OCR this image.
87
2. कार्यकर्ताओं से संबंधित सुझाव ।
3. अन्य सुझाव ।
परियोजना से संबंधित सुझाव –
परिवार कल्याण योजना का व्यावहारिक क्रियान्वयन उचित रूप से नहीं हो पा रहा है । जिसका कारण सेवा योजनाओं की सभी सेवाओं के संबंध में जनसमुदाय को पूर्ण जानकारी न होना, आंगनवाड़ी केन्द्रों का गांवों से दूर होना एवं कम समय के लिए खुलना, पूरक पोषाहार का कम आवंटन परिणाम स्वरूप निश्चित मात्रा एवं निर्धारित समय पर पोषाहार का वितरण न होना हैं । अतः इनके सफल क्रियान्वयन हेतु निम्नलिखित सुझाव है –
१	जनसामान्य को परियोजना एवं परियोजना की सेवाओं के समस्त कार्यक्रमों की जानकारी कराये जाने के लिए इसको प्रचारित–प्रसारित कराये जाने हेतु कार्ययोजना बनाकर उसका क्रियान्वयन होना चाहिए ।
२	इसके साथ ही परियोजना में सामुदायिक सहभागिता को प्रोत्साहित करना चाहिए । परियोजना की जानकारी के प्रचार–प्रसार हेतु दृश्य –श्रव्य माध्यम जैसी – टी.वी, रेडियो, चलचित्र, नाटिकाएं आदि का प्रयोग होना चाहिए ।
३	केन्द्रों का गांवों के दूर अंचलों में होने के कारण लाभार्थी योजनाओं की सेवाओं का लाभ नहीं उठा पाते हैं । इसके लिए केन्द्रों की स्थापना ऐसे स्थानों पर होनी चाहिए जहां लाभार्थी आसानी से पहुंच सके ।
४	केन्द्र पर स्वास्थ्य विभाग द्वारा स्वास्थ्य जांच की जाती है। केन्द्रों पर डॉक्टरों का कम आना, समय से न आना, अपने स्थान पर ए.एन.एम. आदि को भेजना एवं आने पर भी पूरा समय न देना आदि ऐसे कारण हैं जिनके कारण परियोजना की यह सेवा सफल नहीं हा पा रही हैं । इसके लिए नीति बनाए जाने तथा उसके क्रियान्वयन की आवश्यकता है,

........

* **TASK INSTRUCTIONS**
Print the entries exactly. Include every one.

* **WRITTEN RESPONSE**
OCR this image.
87
2. कार्यकर्ताओं से संबंधित सुझाव ।
3. अन्य सुझाव ।
परियोजना से संबंधित सुझाव –
परिवार कल्याण योजना का व्यावहारिक क्रियान्वयन उचित रूप से नहीं हो पा रहा है । जिसका कारण सेवा योजनाओं की सभी सेवाओं के संबंध में जनसमुदाय को पूर्ण जानकारी न होना, आंगनवाड़ी केन्द्रों का गांवों से दूर होना एवं कम समय के लिए खुलना, पूरक पोषाहार का कम आवंटन परिणाम स्वरूप निश्चित मात्रा एवं निर्धारित समय पर पोषाहार का वितरण न होना हैं । अतः इनके सफल क्रियान्वयन हेतु निम्नलिखित सुझाव है –
१	जनसामान्य को परियोजना एवं परियोजना की सेवाओं के समस्त कार्यक्रमों की जानकारी कराये जाने के लिए इसको प्रचारित–प्रसारित कराये जाने हेतु कार्ययोजना बनाकर उसका क्रियान्वयन होना चाहिए ।
२	इसके साथ ही परियोजना में सामुदायिक सहभागिता को प्रोत्साहित करना चाहिए । परियोजना की जानकारी के प्रचार–प्रसार हेतु दृश्य –श्रव्य माध्यम जैसी – टी.वी, रेडियो, चलचित्र, नाटिकाएं आदि का प्रयोग होना चाहिए ।
३	केन्द्रों का गांवों के दूर अंचलों में होने के कारण लाभार्थी योजनाओं की सेवाओं का लाभ नहीं उठा पाते हैं । इसके लिए केन्द्रों की स्थापना ऐसे स्थानों पर होनी चाहिए जहां लाभार्थी आसानी से पहुंच सके ।
४	केन्द्र पर स्वास्थ्य विभाग द्वारा स्वास्थ्य जांच की जाती है। केन्द्रों पर डॉक्टरों का कम आना, समय से न आना, अपने स्थान पर ए.एन.एम. आदि को भेजना एवं आने पर भी पूरा समय न देना आदि ऐसे कारण हैं जिनके कारण परियोजना की यह सेवा सफल नहीं हा पा रही हैं । इसके लिए नीति बनाए जाने तथा उसके क्रियान्वयन की आवश्यकता है,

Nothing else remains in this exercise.